**WHAT YOU WILL DO**
Show each line of the items below that contains the string "household". Case counts, so only lines with that exact capitalization qualify.

**RECORDS FOR THIS TASK**
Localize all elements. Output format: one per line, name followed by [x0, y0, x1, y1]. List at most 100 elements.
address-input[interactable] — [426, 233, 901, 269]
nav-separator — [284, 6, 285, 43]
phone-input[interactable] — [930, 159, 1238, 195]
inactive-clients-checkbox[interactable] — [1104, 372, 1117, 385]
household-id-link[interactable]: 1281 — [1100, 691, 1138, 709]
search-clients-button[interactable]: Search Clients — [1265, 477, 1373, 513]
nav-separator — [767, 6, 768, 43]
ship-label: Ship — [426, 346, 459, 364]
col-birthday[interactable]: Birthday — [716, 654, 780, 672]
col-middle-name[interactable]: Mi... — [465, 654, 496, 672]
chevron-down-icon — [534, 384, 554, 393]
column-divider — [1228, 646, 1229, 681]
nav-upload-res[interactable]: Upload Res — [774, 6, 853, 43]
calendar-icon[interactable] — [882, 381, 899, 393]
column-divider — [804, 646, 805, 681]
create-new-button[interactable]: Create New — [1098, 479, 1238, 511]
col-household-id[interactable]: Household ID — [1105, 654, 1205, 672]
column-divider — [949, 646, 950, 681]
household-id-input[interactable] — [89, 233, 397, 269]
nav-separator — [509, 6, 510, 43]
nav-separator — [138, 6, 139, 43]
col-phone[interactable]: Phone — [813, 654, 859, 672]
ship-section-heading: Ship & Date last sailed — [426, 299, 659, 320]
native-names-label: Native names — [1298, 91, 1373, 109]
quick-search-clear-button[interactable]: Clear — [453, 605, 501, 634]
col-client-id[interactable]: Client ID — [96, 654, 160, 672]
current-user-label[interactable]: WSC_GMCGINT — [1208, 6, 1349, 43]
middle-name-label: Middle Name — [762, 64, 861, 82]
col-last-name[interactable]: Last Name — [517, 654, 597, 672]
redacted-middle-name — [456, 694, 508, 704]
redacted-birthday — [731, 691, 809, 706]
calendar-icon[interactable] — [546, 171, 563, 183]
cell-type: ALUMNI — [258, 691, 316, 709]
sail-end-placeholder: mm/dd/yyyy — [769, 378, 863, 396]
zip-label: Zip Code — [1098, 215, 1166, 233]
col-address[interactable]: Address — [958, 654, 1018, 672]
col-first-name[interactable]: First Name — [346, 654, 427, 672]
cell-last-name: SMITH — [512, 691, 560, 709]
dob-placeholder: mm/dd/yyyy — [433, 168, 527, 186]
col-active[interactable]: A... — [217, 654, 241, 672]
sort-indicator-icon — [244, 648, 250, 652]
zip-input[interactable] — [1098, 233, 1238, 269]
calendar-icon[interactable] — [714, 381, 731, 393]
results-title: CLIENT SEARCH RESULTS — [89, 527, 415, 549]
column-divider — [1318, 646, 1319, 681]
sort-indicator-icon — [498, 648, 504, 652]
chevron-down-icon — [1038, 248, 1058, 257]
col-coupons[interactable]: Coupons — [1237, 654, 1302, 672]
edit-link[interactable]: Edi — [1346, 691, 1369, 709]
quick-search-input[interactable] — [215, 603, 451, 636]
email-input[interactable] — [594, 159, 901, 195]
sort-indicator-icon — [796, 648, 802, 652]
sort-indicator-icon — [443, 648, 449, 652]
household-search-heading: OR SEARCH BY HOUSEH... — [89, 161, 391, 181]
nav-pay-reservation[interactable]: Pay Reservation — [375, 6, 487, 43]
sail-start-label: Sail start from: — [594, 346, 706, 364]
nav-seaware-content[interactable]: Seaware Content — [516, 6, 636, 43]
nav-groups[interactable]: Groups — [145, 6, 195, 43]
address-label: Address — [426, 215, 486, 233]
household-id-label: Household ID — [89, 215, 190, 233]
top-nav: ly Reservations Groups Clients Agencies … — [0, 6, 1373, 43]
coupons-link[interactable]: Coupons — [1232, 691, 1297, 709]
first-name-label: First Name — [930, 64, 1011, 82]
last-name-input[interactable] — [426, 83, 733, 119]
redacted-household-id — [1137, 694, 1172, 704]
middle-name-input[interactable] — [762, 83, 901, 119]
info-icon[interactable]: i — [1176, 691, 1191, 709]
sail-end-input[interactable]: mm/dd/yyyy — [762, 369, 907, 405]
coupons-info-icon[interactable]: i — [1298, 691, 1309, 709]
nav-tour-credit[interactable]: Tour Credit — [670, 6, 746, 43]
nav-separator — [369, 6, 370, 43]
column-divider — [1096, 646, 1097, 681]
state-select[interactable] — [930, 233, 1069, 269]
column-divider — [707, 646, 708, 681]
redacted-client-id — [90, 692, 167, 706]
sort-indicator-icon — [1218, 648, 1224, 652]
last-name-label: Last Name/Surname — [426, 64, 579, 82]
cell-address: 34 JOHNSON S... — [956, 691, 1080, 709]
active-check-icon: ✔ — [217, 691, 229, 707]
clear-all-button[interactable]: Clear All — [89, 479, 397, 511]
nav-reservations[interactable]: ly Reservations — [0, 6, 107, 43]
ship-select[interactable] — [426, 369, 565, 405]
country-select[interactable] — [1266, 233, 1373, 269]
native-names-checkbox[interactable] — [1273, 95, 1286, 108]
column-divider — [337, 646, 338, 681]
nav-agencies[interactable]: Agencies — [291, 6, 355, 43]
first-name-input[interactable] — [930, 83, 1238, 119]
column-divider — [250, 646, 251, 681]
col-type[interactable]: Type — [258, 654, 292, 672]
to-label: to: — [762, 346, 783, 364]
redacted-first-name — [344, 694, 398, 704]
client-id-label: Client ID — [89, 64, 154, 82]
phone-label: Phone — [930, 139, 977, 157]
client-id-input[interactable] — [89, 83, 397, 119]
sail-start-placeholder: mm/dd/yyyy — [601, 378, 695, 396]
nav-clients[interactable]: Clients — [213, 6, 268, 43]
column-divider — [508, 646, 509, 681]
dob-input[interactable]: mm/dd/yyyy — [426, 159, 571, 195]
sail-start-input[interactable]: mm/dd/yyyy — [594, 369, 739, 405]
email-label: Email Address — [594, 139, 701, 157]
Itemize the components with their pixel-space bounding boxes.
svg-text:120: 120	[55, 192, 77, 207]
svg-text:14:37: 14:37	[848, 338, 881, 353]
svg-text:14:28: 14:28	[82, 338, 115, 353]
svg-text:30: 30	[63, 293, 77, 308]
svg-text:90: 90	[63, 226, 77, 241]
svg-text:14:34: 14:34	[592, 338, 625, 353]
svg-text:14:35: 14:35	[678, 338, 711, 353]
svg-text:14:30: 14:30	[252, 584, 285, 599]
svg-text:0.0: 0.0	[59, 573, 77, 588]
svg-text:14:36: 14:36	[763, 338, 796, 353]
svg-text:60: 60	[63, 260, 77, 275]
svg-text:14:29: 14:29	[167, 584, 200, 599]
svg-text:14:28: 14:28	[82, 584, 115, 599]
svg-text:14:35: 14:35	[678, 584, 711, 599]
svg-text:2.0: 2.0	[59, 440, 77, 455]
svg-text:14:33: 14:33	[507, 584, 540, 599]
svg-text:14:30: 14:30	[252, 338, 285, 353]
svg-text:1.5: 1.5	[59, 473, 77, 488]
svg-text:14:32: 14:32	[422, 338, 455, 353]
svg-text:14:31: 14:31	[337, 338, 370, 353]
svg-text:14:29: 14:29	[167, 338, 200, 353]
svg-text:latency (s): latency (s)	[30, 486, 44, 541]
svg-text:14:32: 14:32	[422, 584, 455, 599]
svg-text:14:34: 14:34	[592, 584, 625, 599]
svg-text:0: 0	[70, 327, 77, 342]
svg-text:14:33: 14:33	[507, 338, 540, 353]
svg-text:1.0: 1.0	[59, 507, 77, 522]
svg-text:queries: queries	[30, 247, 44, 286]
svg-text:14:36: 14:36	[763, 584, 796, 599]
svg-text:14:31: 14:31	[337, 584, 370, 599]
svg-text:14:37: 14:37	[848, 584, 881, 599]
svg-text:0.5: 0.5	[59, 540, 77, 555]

**WRITTEN RESPONSE**
household-id-link[interactable]: 1281 — [1100, 691, 1138, 709]
col-household-id[interactable]: Household ID — [1105, 654, 1205, 672]
household-id-input[interactable] — [89, 233, 397, 269]
household-search-heading: OR SEARCH BY HOUSEH... — [89, 161, 391, 181]
household-id-label: Household ID — [89, 215, 190, 233]
redacted-household-id — [1137, 694, 1172, 704]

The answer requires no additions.